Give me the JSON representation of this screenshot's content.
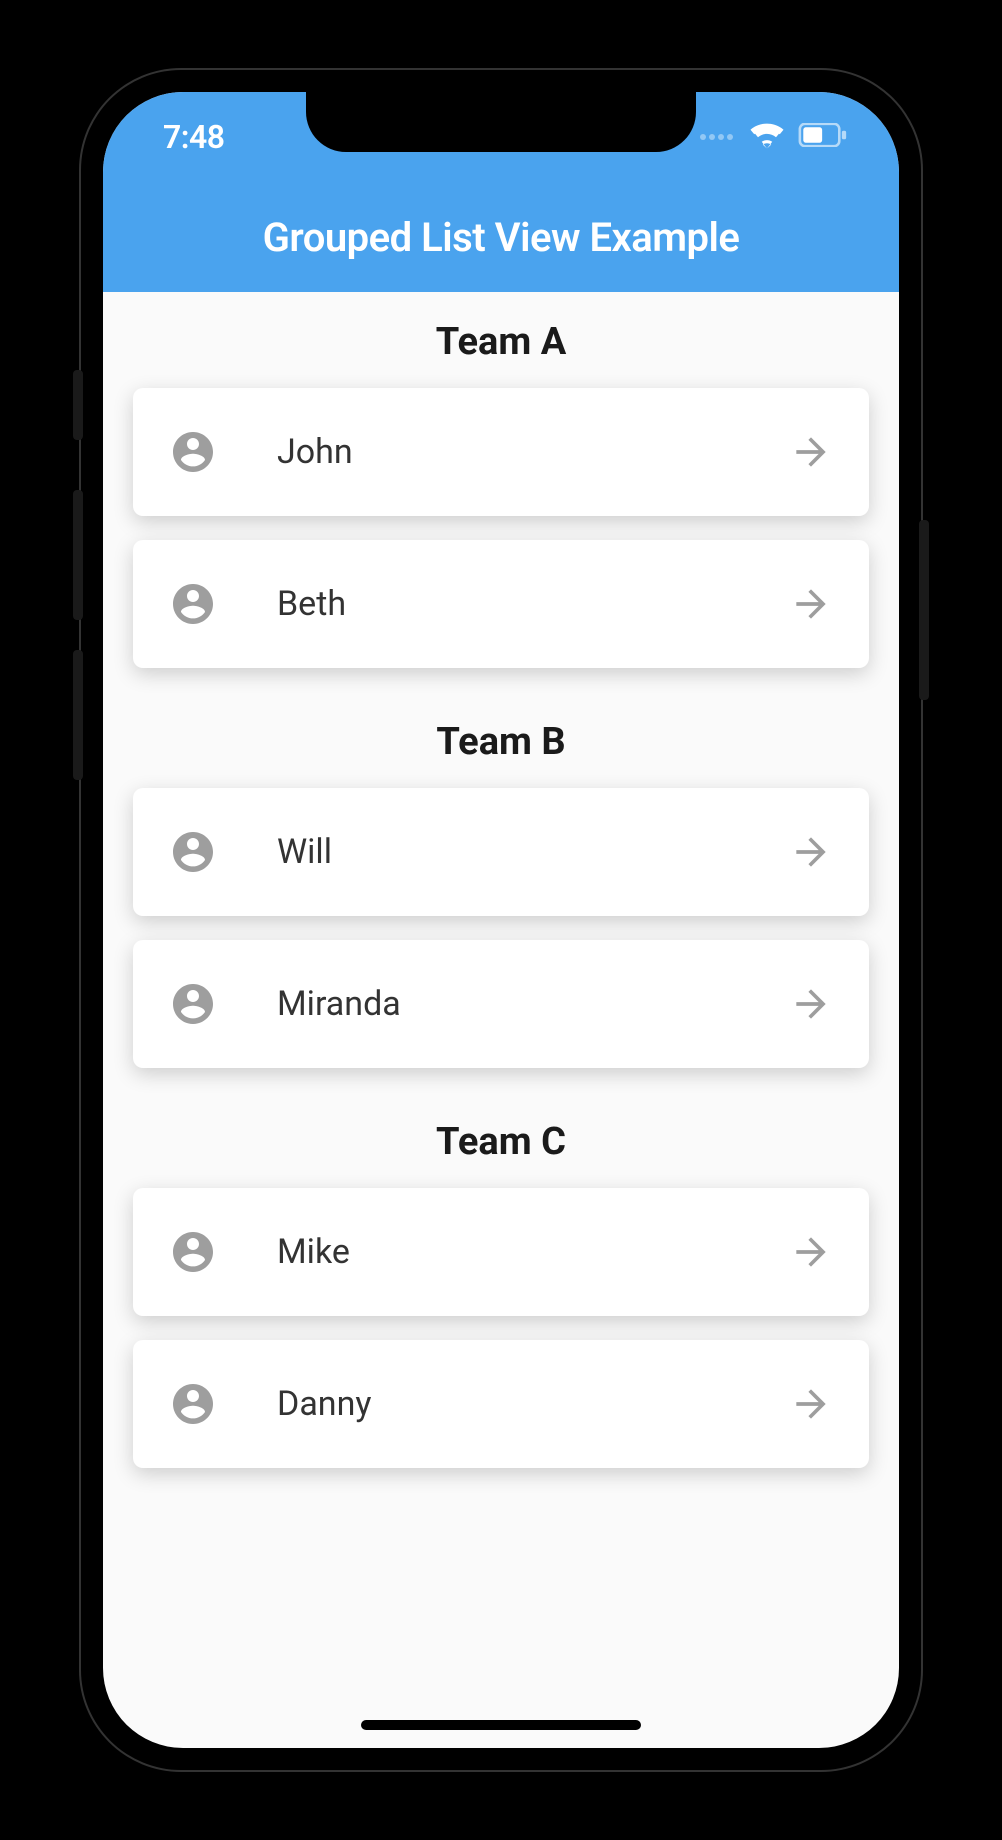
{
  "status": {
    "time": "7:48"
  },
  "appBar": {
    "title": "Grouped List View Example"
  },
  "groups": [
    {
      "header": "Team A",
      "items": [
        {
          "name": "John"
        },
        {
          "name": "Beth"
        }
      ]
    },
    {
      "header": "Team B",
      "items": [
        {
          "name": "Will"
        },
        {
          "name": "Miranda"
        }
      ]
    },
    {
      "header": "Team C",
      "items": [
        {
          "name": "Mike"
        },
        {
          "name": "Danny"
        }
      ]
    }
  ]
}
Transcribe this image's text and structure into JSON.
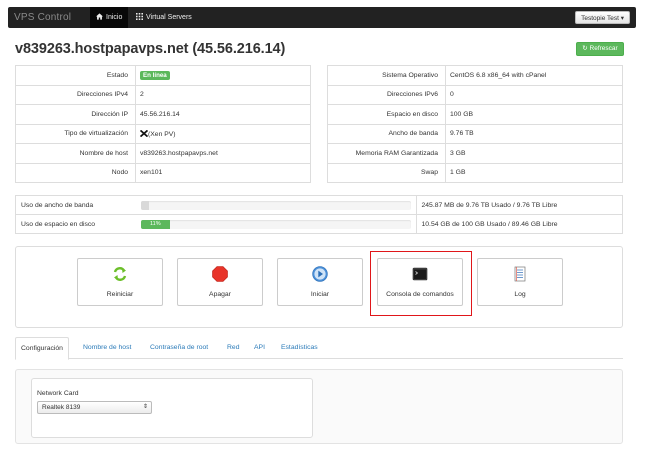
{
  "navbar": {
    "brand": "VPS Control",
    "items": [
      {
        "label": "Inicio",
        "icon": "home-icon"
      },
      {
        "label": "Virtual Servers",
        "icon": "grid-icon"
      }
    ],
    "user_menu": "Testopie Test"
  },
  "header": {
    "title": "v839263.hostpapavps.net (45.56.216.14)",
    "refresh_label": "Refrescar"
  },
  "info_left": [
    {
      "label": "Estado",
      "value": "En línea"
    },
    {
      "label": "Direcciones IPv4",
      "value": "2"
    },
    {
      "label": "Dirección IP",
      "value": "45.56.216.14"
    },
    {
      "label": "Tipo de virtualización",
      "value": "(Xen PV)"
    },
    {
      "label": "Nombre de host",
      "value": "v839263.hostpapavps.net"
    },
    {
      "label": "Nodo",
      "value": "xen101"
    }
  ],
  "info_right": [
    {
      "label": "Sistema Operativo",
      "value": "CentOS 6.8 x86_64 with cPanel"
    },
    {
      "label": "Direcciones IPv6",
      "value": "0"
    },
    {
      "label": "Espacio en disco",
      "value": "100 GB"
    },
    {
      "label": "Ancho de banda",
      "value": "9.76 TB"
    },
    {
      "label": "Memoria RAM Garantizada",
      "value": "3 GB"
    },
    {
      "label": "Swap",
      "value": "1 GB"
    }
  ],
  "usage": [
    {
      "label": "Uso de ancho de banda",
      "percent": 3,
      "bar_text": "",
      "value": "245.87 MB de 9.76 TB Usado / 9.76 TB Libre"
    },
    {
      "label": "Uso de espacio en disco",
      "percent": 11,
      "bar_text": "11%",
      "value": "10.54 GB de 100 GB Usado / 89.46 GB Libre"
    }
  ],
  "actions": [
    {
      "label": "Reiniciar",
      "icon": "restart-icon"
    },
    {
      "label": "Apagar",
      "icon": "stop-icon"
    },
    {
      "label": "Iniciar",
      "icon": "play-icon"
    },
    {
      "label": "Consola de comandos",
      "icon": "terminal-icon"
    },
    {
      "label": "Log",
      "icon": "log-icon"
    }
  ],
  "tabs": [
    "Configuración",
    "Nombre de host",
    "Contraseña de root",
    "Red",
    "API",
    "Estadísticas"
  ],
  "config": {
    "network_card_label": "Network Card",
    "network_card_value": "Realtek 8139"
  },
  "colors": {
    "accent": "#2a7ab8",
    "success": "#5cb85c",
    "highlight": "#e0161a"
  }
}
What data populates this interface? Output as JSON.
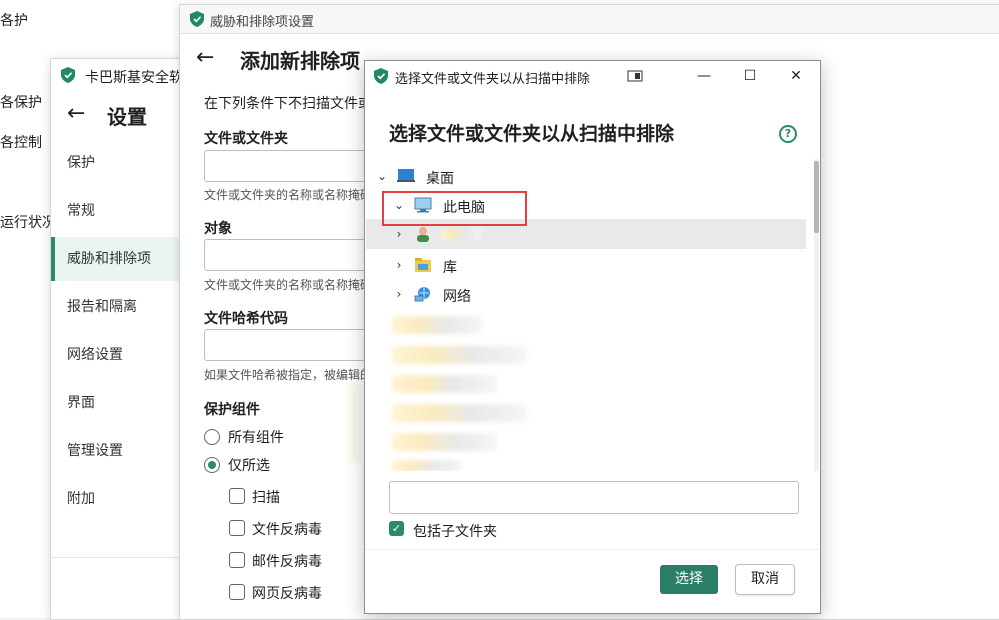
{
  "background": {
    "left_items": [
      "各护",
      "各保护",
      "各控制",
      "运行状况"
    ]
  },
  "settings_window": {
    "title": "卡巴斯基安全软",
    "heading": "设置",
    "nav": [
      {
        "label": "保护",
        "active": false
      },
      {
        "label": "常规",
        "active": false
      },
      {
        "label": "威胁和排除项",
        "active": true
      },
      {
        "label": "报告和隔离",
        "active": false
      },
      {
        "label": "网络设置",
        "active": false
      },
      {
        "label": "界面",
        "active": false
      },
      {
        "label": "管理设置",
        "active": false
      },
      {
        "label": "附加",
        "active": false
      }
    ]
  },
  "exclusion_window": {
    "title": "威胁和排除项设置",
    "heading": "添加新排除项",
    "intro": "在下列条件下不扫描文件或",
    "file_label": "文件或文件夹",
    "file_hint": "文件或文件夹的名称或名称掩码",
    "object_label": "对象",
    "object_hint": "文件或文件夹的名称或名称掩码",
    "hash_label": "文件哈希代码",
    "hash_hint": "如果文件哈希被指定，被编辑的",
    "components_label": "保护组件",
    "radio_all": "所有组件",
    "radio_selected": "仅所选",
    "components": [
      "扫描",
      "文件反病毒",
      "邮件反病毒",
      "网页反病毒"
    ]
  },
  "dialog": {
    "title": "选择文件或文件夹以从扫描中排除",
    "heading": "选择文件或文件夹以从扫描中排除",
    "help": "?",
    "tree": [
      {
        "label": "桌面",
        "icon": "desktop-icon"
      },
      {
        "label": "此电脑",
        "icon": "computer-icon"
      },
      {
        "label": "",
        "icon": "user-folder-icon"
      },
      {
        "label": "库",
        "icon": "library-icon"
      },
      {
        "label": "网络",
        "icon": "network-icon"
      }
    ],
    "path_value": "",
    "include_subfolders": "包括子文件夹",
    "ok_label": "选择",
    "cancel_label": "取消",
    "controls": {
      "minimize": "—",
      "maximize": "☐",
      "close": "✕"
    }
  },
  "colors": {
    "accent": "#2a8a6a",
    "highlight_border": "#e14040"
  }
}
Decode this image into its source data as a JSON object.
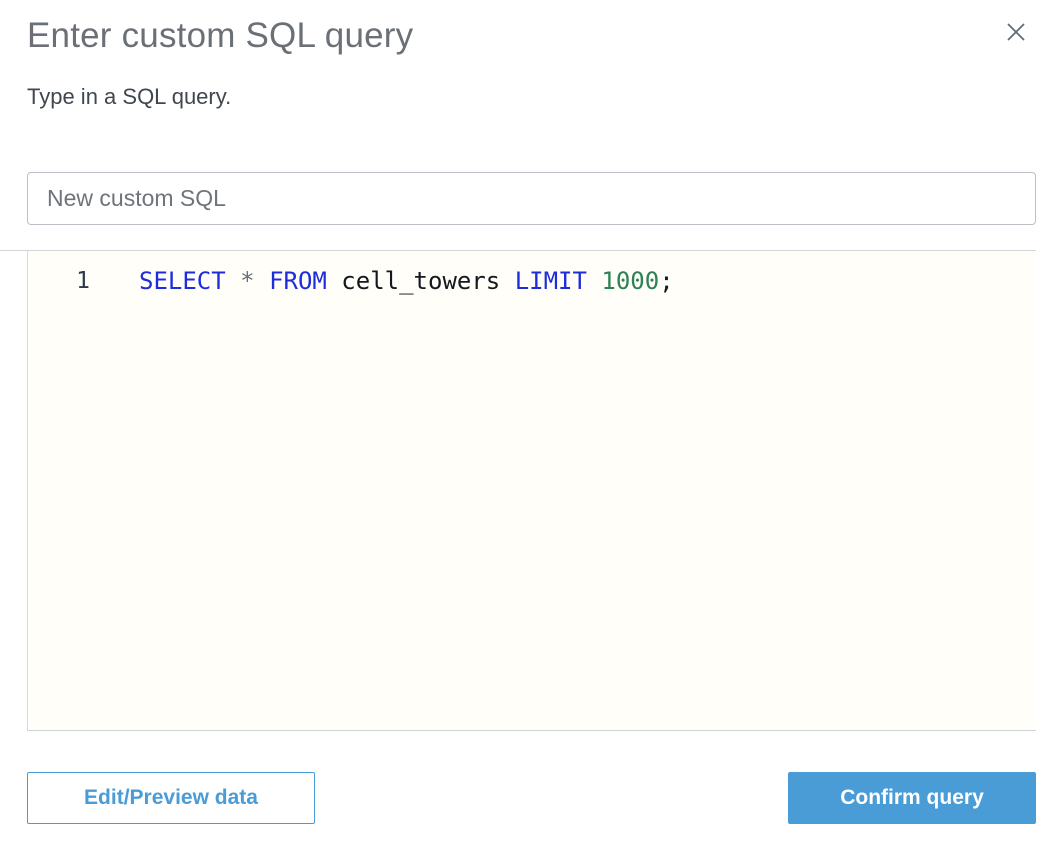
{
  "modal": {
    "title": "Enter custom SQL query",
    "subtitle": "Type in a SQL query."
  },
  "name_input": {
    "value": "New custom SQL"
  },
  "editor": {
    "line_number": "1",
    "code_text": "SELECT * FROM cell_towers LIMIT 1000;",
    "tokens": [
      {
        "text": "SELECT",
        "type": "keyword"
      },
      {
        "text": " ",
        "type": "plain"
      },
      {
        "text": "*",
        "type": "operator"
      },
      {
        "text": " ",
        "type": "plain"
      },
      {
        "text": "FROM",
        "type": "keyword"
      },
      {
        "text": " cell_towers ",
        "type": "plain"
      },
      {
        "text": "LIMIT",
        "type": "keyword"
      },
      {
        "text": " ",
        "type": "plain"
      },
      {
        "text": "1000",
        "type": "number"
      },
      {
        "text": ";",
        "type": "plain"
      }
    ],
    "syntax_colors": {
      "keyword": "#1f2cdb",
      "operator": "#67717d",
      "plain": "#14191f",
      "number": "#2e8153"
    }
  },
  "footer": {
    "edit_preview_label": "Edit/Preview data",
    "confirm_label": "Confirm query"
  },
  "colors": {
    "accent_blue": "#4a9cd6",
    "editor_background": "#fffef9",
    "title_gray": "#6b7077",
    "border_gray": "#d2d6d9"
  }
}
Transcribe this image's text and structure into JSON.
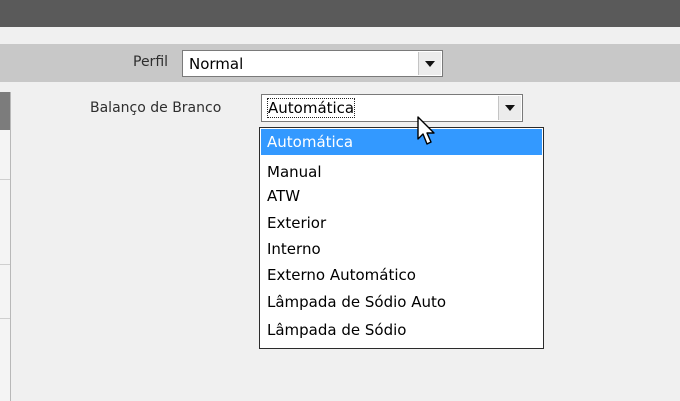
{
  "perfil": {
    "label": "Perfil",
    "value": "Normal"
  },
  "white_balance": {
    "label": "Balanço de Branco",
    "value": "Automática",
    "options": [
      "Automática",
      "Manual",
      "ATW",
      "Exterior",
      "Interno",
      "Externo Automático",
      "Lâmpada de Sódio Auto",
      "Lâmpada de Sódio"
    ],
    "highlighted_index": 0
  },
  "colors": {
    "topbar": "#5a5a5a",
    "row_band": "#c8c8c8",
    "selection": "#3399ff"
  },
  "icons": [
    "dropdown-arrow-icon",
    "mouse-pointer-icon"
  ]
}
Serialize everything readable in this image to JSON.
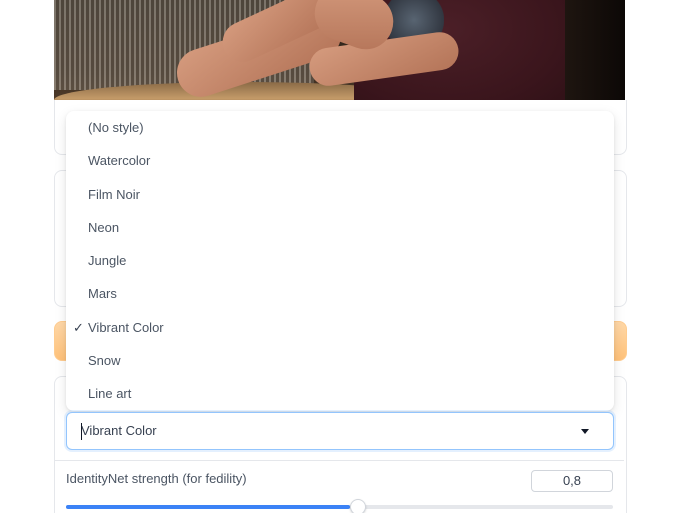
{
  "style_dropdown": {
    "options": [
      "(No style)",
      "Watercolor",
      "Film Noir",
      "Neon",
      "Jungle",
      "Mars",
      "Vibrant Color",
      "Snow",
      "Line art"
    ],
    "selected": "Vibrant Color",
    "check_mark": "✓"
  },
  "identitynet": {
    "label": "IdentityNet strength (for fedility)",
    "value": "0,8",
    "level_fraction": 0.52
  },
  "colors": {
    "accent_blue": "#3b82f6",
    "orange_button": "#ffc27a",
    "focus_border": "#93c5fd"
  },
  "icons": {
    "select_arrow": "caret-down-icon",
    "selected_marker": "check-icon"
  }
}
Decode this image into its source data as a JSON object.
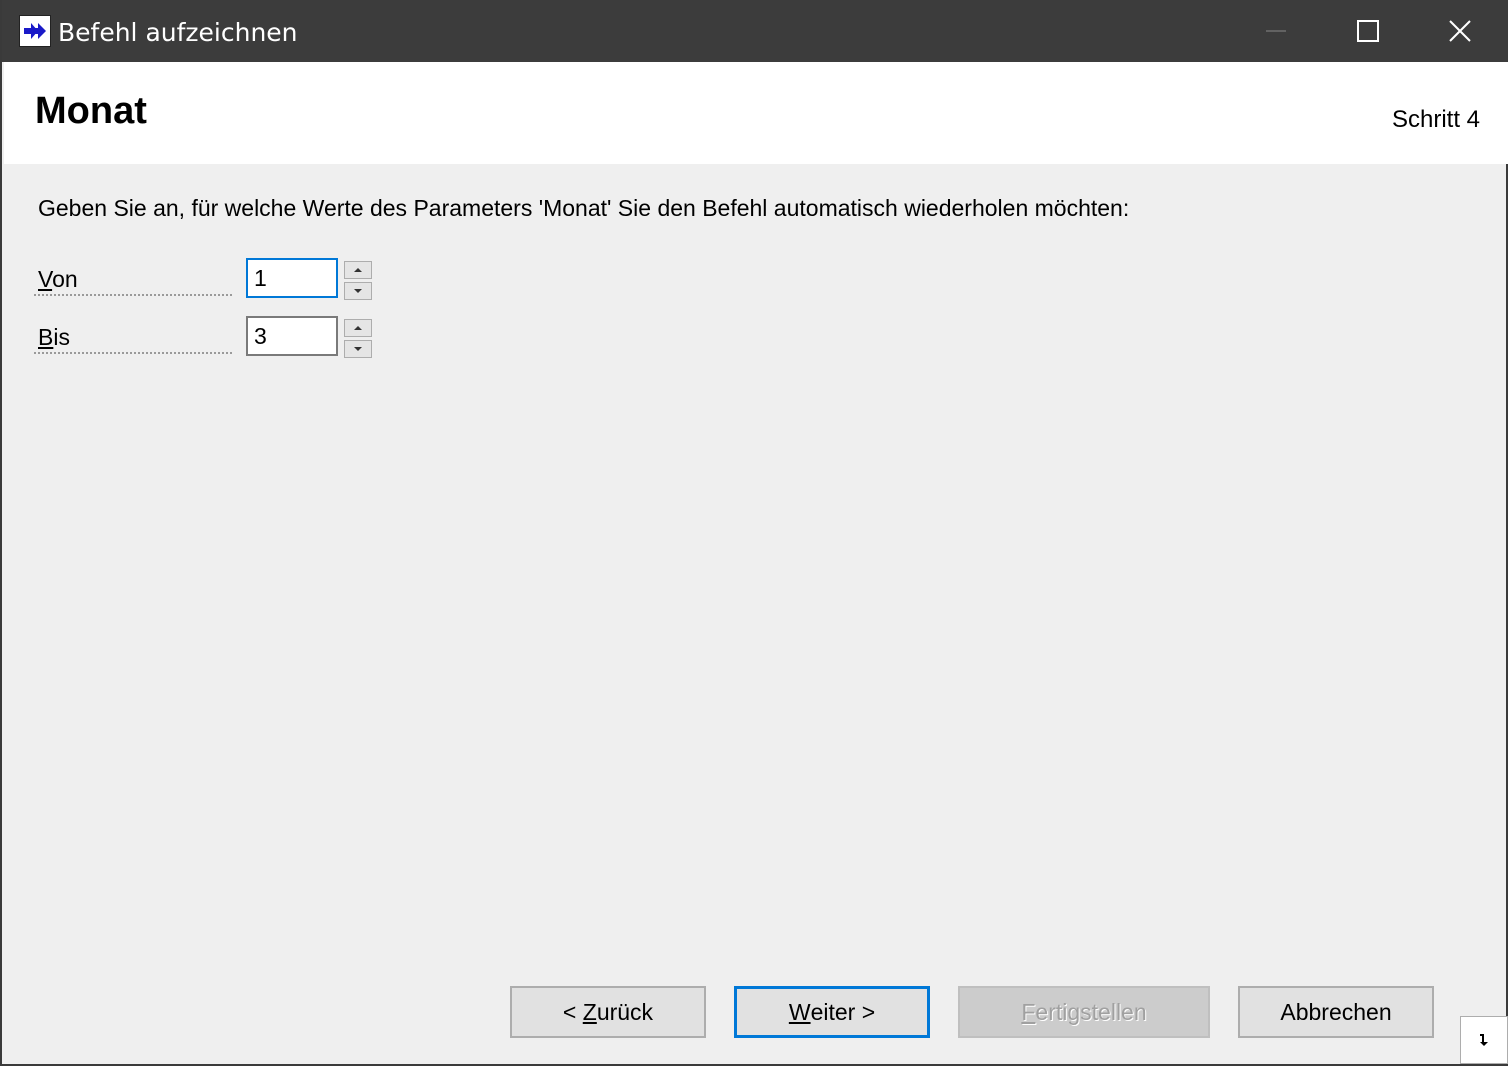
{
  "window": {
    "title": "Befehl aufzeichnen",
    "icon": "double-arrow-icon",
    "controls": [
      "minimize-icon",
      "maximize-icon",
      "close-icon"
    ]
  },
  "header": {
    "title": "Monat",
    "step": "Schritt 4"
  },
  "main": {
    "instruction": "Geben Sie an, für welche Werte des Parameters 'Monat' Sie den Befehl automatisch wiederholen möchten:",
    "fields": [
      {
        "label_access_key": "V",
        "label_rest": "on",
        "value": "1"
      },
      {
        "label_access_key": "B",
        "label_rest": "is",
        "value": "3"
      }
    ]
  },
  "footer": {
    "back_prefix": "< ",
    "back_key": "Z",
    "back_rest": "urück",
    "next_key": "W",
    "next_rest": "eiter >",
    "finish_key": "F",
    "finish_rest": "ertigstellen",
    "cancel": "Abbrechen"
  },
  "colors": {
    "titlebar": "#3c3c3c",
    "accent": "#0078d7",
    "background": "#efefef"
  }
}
⁂
Pull out all lines from the entries above that include the word "data".

### [CORRECT RESULT]
What data populates this interface? Output as JSON.
Decode this image into its source data as a JSON object.
    "edit_preview_label": "Edit/Preview data",
Decode this image into its source data as a JSON object.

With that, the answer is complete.